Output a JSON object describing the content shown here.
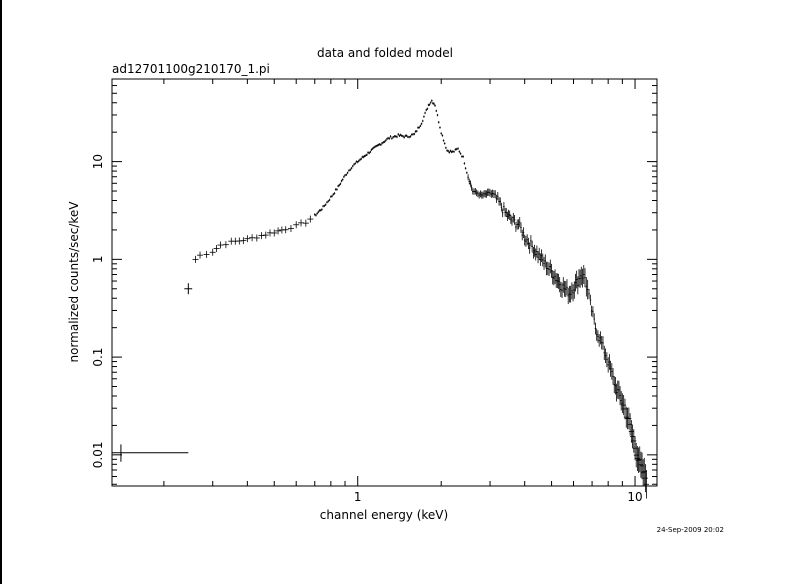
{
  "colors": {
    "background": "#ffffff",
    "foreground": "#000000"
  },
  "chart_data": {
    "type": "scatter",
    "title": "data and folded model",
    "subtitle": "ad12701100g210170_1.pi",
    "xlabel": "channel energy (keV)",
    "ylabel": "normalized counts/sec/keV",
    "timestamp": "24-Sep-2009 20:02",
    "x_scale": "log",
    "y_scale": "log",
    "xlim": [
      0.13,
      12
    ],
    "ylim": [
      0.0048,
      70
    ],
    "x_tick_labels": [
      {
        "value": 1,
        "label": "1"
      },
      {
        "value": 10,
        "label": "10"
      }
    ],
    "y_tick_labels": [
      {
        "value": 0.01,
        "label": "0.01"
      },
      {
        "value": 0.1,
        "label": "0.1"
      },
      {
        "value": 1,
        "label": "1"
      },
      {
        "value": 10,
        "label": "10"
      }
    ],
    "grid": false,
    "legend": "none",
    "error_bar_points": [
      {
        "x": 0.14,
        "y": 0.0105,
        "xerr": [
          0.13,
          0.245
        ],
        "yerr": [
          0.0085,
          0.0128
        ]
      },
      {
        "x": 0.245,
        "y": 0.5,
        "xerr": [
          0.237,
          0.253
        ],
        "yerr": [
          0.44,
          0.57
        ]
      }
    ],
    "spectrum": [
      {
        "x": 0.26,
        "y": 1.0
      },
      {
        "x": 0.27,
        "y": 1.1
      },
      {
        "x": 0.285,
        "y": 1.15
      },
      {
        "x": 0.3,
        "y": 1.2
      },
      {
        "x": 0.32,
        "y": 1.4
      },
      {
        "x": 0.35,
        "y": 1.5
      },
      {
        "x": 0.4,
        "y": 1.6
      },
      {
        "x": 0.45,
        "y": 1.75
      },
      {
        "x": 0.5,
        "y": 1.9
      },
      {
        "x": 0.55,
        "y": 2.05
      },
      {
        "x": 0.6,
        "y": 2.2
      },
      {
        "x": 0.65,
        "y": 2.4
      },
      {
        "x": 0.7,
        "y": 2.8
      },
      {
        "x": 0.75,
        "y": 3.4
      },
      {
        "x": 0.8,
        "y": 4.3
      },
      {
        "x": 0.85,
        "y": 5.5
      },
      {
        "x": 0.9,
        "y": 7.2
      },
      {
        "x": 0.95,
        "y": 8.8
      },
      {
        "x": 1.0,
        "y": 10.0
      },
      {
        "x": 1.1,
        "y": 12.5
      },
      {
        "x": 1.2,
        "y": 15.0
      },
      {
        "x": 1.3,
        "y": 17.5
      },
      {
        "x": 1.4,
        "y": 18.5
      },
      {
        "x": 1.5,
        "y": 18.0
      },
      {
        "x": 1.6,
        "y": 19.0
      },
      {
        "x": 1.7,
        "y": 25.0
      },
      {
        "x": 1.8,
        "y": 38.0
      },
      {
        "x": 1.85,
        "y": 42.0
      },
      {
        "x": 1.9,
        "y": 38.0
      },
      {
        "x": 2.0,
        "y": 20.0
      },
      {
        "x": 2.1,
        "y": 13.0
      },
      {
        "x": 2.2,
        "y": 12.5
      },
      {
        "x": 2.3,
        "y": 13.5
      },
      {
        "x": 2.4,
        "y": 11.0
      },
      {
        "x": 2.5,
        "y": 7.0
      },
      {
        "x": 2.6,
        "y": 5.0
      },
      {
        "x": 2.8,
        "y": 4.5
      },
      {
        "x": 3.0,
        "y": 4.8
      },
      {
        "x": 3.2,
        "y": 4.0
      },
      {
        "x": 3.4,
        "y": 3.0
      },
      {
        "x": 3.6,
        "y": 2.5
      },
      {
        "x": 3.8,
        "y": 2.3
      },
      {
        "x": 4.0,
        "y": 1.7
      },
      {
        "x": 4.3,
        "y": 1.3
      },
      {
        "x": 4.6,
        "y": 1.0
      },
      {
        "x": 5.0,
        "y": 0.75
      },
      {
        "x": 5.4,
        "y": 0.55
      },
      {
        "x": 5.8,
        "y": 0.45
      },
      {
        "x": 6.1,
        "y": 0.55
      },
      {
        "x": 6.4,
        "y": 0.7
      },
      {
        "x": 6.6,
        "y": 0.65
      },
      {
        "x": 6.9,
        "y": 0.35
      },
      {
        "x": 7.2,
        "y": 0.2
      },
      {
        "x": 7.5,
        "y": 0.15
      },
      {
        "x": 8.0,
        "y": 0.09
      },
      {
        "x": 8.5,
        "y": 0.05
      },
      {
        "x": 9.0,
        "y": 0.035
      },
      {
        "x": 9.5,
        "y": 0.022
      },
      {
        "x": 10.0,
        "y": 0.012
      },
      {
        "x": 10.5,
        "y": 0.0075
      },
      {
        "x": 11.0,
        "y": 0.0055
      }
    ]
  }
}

□ □ □ □ □

» **Exercise prompt**: Drop the images and repeat the data exactly.

» **Exercise output**:
Output a JSON object describing the content shown here.
{
  "colors": {
    "background": "#ffffff",
    "foreground": "#000000"
  },
  "chart_data": {
    "type": "scatter",
    "title": "data and folded model",
    "subtitle": "ad12701100g210170_1.pi",
    "xlabel": "channel energy (keV)",
    "ylabel": "normalized counts/sec/keV",
    "timestamp": "24-Sep-2009 20:02",
    "x_scale": "log",
    "y_scale": "log",
    "xlim": [
      0.13,
      12
    ],
    "ylim": [
      0.0048,
      70
    ],
    "x_tick_labels": [
      {
        "value": 1,
        "label": "1"
      },
      {
        "value": 10,
        "label": "10"
      }
    ],
    "y_tick_labels": [
      {
        "value": 0.01,
        "label": "0.01"
      },
      {
        "value": 0.1,
        "label": "0.1"
      },
      {
        "value": 1,
        "label": "1"
      },
      {
        "value": 10,
        "label": "10"
      }
    ],
    "grid": false,
    "legend": "none",
    "error_bar_points": [
      {
        "x": 0.14,
        "y": 0.0105,
        "xerr": [
          0.13,
          0.245
        ],
        "yerr": [
          0.0085,
          0.0128
        ]
      },
      {
        "x": 0.245,
        "y": 0.5,
        "xerr": [
          0.237,
          0.253
        ],
        "yerr": [
          0.44,
          0.57
        ]
      }
    ],
    "spectrum": [
      {
        "x": 0.26,
        "y": 1.0
      },
      {
        "x": 0.27,
        "y": 1.1
      },
      {
        "x": 0.285,
        "y": 1.15
      },
      {
        "x": 0.3,
        "y": 1.2
      },
      {
        "x": 0.32,
        "y": 1.4
      },
      {
        "x": 0.35,
        "y": 1.5
      },
      {
        "x": 0.4,
        "y": 1.6
      },
      {
        "x": 0.45,
        "y": 1.75
      },
      {
        "x": 0.5,
        "y": 1.9
      },
      {
        "x": 0.55,
        "y": 2.05
      },
      {
        "x": 0.6,
        "y": 2.2
      },
      {
        "x": 0.65,
        "y": 2.4
      },
      {
        "x": 0.7,
        "y": 2.8
      },
      {
        "x": 0.75,
        "y": 3.4
      },
      {
        "x": 0.8,
        "y": 4.3
      },
      {
        "x": 0.85,
        "y": 5.5
      },
      {
        "x": 0.9,
        "y": 7.2
      },
      {
        "x": 0.95,
        "y": 8.8
      },
      {
        "x": 1.0,
        "y": 10.0
      },
      {
        "x": 1.1,
        "y": 12.5
      },
      {
        "x": 1.2,
        "y": 15.0
      },
      {
        "x": 1.3,
        "y": 17.5
      },
      {
        "x": 1.4,
        "y": 18.5
      },
      {
        "x": 1.5,
        "y": 18.0
      },
      {
        "x": 1.6,
        "y": 19.0
      },
      {
        "x": 1.7,
        "y": 25.0
      },
      {
        "x": 1.8,
        "y": 38.0
      },
      {
        "x": 1.85,
        "y": 42.0
      },
      {
        "x": 1.9,
        "y": 38.0
      },
      {
        "x": 2.0,
        "y": 20.0
      },
      {
        "x": 2.1,
        "y": 13.0
      },
      {
        "x": 2.2,
        "y": 12.5
      },
      {
        "x": 2.3,
        "y": 13.5
      },
      {
        "x": 2.4,
        "y": 11.0
      },
      {
        "x": 2.5,
        "y": 7.0
      },
      {
        "x": 2.6,
        "y": 5.0
      },
      {
        "x": 2.8,
        "y": 4.5
      },
      {
        "x": 3.0,
        "y": 4.8
      },
      {
        "x": 3.2,
        "y": 4.0
      },
      {
        "x": 3.4,
        "y": 3.0
      },
      {
        "x": 3.6,
        "y": 2.5
      },
      {
        "x": 3.8,
        "y": 2.3
      },
      {
        "x": 4.0,
        "y": 1.7
      },
      {
        "x": 4.3,
        "y": 1.3
      },
      {
        "x": 4.6,
        "y": 1.0
      },
      {
        "x": 5.0,
        "y": 0.75
      },
      {
        "x": 5.4,
        "y": 0.55
      },
      {
        "x": 5.8,
        "y": 0.45
      },
      {
        "x": 6.1,
        "y": 0.55
      },
      {
        "x": 6.4,
        "y": 0.7
      },
      {
        "x": 6.6,
        "y": 0.65
      },
      {
        "x": 6.9,
        "y": 0.35
      },
      {
        "x": 7.2,
        "y": 0.2
      },
      {
        "x": 7.5,
        "y": 0.15
      },
      {
        "x": 8.0,
        "y": 0.09
      },
      {
        "x": 8.5,
        "y": 0.05
      },
      {
        "x": 9.0,
        "y": 0.035
      },
      {
        "x": 9.5,
        "y": 0.022
      },
      {
        "x": 10.0,
        "y": 0.012
      },
      {
        "x": 10.5,
        "y": 0.0075
      },
      {
        "x": 11.0,
        "y": 0.0055
      }
    ]
  }
}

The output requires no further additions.